## begin Records to use
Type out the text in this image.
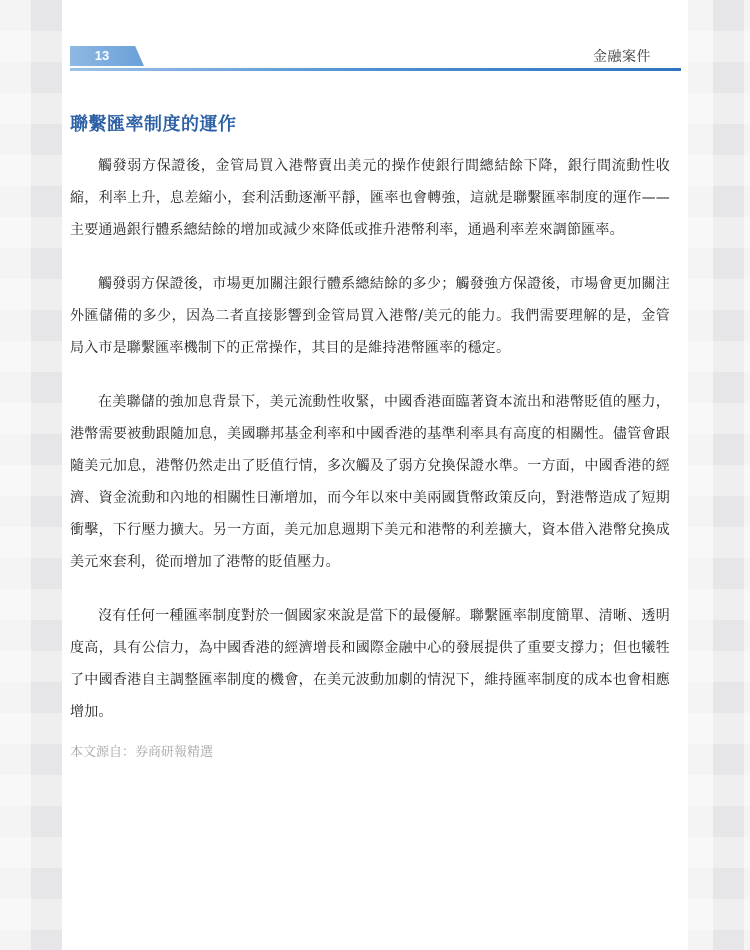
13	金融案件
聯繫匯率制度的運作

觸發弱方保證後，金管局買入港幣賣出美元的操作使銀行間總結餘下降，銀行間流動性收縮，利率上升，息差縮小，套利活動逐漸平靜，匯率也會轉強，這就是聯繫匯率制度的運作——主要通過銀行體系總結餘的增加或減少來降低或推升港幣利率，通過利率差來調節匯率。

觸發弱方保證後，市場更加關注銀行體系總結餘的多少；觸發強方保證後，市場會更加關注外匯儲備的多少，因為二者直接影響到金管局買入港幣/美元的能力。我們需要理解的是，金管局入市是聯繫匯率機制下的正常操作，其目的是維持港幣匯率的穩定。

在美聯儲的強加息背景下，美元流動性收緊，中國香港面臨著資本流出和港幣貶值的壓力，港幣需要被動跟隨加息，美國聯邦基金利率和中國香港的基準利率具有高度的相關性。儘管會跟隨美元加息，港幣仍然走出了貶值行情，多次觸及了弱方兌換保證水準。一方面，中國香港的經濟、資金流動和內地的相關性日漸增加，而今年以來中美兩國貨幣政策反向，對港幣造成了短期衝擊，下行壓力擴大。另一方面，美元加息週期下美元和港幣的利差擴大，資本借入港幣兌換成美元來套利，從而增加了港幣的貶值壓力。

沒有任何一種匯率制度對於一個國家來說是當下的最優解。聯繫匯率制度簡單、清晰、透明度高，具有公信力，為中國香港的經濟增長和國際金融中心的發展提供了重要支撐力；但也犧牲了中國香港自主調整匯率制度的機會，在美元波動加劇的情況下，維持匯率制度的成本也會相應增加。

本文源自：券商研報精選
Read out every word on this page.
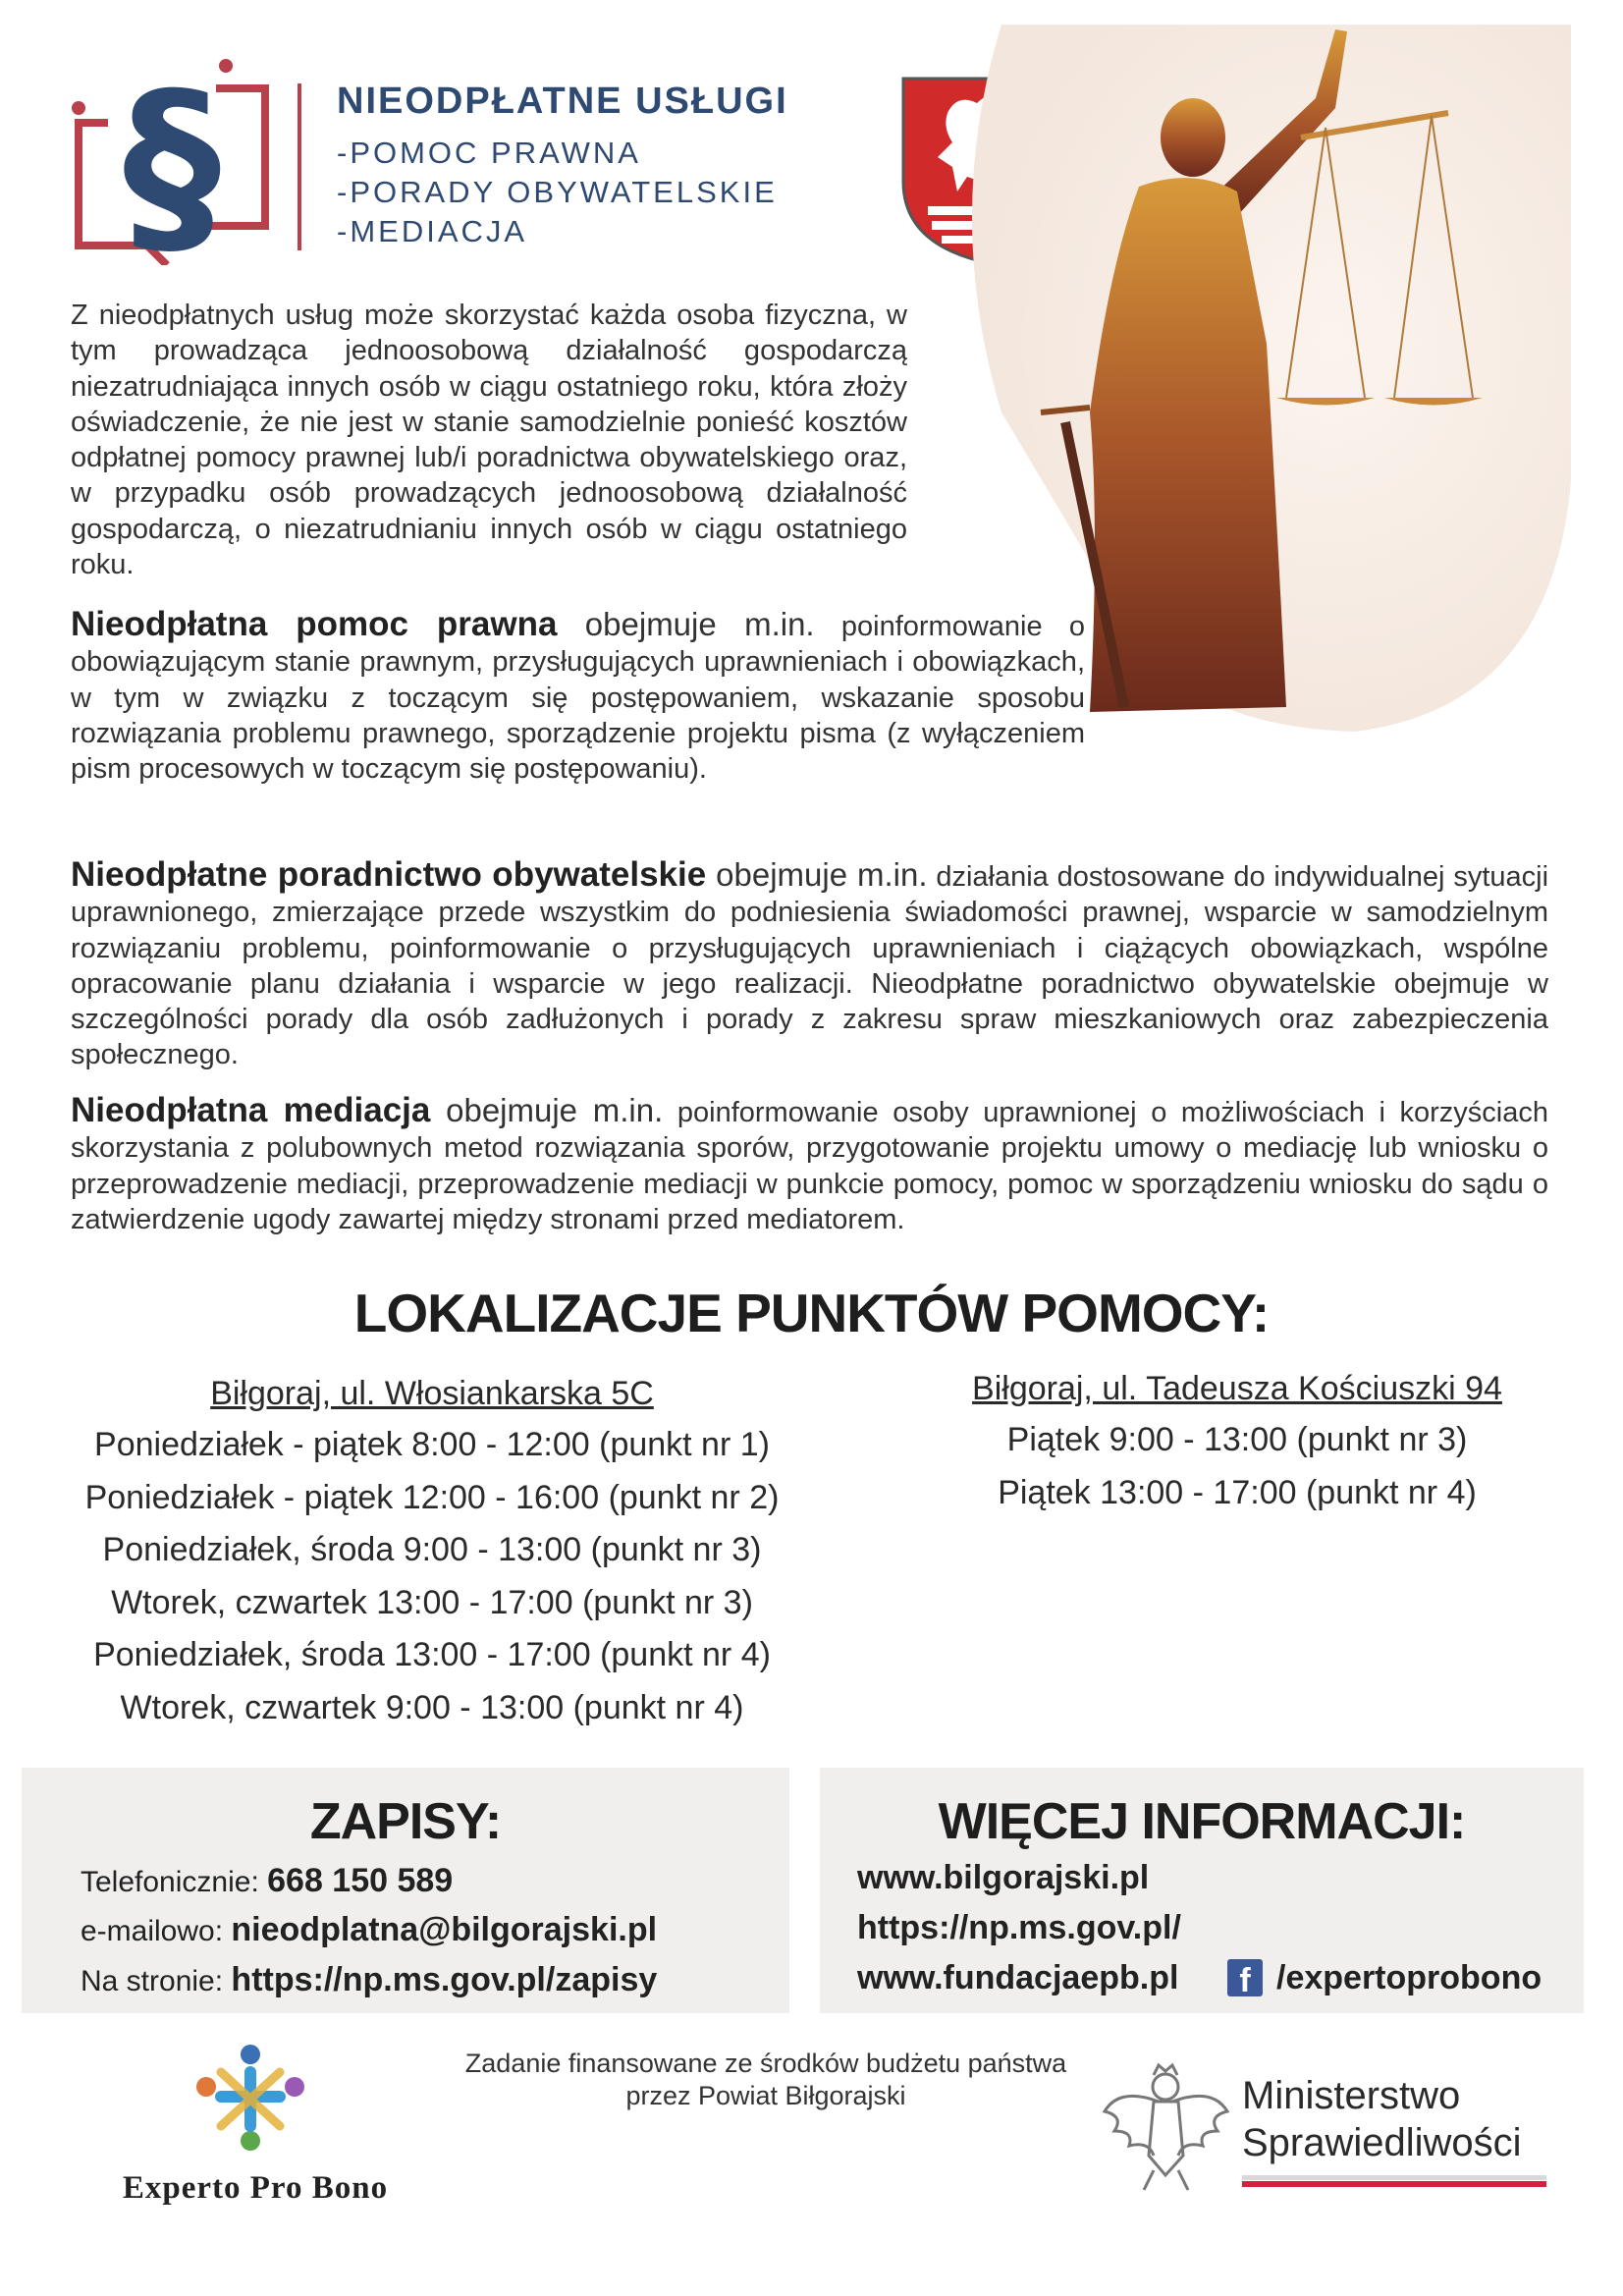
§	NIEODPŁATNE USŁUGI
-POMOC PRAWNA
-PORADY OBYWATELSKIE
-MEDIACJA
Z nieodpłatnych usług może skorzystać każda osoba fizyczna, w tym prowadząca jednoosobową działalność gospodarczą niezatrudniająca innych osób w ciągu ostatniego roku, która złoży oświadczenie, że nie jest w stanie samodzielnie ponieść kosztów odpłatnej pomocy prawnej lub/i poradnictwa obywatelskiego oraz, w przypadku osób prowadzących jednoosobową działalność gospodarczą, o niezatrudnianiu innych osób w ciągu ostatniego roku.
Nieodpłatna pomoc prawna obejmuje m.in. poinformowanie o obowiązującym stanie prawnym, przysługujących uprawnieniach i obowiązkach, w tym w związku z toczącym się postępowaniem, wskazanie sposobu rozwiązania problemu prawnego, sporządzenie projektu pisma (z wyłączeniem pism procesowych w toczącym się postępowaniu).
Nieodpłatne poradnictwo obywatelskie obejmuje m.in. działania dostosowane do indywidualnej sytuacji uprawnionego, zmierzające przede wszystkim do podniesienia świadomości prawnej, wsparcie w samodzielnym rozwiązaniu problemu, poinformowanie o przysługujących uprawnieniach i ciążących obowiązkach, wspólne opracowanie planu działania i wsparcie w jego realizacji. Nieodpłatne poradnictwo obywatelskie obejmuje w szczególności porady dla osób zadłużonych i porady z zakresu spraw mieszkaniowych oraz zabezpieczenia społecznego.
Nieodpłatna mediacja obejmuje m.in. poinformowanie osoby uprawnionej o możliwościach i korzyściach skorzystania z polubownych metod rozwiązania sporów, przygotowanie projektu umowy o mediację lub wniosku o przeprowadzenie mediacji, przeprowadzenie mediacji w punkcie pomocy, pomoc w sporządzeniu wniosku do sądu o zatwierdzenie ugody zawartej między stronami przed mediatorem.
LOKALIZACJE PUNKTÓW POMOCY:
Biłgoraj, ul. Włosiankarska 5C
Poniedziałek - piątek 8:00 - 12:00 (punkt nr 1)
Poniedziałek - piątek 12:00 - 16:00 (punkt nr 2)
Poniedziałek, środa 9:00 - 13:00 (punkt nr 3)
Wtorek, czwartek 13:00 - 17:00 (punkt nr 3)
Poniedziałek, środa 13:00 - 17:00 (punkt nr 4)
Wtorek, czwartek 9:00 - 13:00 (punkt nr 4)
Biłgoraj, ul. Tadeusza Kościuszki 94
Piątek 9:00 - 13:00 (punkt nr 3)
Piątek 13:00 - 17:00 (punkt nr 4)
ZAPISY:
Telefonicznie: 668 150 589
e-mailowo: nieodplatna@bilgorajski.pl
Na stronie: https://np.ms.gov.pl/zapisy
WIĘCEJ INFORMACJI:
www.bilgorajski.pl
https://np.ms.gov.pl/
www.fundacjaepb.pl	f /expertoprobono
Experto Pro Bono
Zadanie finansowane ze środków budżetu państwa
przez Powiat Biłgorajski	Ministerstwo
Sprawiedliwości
## end Records to use
▶ _Description of the task_: Could you repeat all of the material exactly? Pictures should not be copied.

▶ _Problem solution_:
Type out the text in this image.
13	金融案件
聯繫匯率制度的運作

觸發弱方保證後，金管局買入港幣賣出美元的操作使銀行間總結餘下降，銀行間流動性收縮，利率上升，息差縮小，套利活動逐漸平靜，匯率也會轉強，這就是聯繫匯率制度的運作——主要通過銀行體系總結餘的增加或減少來降低或推升港幣利率，通過利率差來調節匯率。

觸發弱方保證後，市場更加關注銀行體系總結餘的多少；觸發強方保證後，市場會更加關注外匯儲備的多少，因為二者直接影響到金管局買入港幣/美元的能力。我們需要理解的是，金管局入市是聯繫匯率機制下的正常操作，其目的是維持港幣匯率的穩定。

在美聯儲的強加息背景下，美元流動性收緊，中國香港面臨著資本流出和港幣貶值的壓力，港幣需要被動跟隨加息，美國聯邦基金利率和中國香港的基準利率具有高度的相關性。儘管會跟隨美元加息，港幣仍然走出了貶值行情，多次觸及了弱方兌換保證水準。一方面，中國香港的經濟、資金流動和內地的相關性日漸增加，而今年以來中美兩國貨幣政策反向，對港幣造成了短期衝擊，下行壓力擴大。另一方面，美元加息週期下美元和港幣的利差擴大，資本借入港幣兌換成美元來套利，從而增加了港幣的貶值壓力。

沒有任何一種匯率制度對於一個國家來說是當下的最優解。聯繫匯率制度簡單、清晰、透明度高，具有公信力，為中國香港的經濟增長和國際金融中心的發展提供了重要支撐力；但也犧牲了中國香港自主調整匯率制度的機會，在美元波動加劇的情況下，維持匯率制度的成本也會相應增加。

本文源自：券商研報精選
Read out every word on this page.
§	NIEODPŁATNE USŁUGI
-POMOC PRAWNA
-PORADY OBYWATELSKIE
-MEDIACJA
Z nieodpłatnych usług może skorzystać każda osoba fizyczna, w tym prowadząca jednoosobową działalność gospodarczą niezatrudniająca innych osób w ciągu ostatniego roku, która złoży oświadczenie, że nie jest w stanie samodzielnie ponieść kosztów odpłatnej pomocy prawnej lub/i poradnictwa obywatelskiego oraz, w przypadku osób prowadzących jednoosobową działalność gospodarczą, o niezatrudnianiu innych osób w ciągu ostatniego roku.
Nieodpłatna pomoc prawna obejmuje m.in. poinformowanie o obowiązującym stanie prawnym, przysługujących uprawnieniach i obowiązkach, w tym w związku z toczącym się postępowaniem, wskazanie sposobu rozwiązania problemu prawnego, sporządzenie projektu pisma (z wyłączeniem pism procesowych w toczącym się postępowaniu).
Nieodpłatne poradnictwo obywatelskie obejmuje m.in. działania dostosowane do indywidualnej sytuacji uprawnionego, zmierzające przede wszystkim do podniesienia świadomości prawnej, wsparcie w samodzielnym rozwiązaniu problemu, poinformowanie o przysługujących uprawnieniach i ciążących obowiązkach, wspólne opracowanie planu działania i wsparcie w jego realizacji. Nieodpłatne poradnictwo obywatelskie obejmuje w szczególności porady dla osób zadłużonych i porady z zakresu spraw mieszkaniowych oraz zabezpieczenia społecznego.
Nieodpłatna mediacja obejmuje m.in. poinformowanie osoby uprawnionej o możliwościach i korzyściach skorzystania z polubownych metod rozwiązania sporów, przygotowanie projektu umowy o mediację lub wniosku o przeprowadzenie mediacji, przeprowadzenie mediacji w punkcie pomocy, pomoc w sporządzeniu wniosku do sądu o zatwierdzenie ugody zawartej między stronami przed mediatorem.
LOKALIZACJE PUNKTÓW POMOCY:
Biłgoraj, ul. Włosiankarska 5C
Poniedziałek - piątek 8:00 - 12:00 (punkt nr 1)
Poniedziałek - piątek 12:00 - 16:00 (punkt nr 2)
Poniedziałek, środa 9:00 - 13:00 (punkt nr 3)
Wtorek, czwartek 13:00 - 17:00 (punkt nr 3)
Poniedziałek, środa 13:00 - 17:00 (punkt nr 4)
Wtorek, czwartek 9:00 - 13:00 (punkt nr 4)
Biłgoraj, ul. Tadeusza Kościuszki 94
Piątek 9:00 - 13:00 (punkt nr 3)
Piątek 13:00 - 17:00 (punkt nr 4)
ZAPISY:
Telefonicznie: 668 150 589
e-mailowo: nieodplatna@bilgorajski.pl
Na stronie: https://np.ms.gov.pl/zapisy
WIĘCEJ INFORMACJI:
www.bilgorajski.pl
https://np.ms.gov.pl/
www.fundacjaepb.pl	f /expertoprobono
Experto Pro Bono
Zadanie finansowane ze środków budżetu państwa
przez Powiat Biłgorajski	Ministerstwo
Sprawiedliwości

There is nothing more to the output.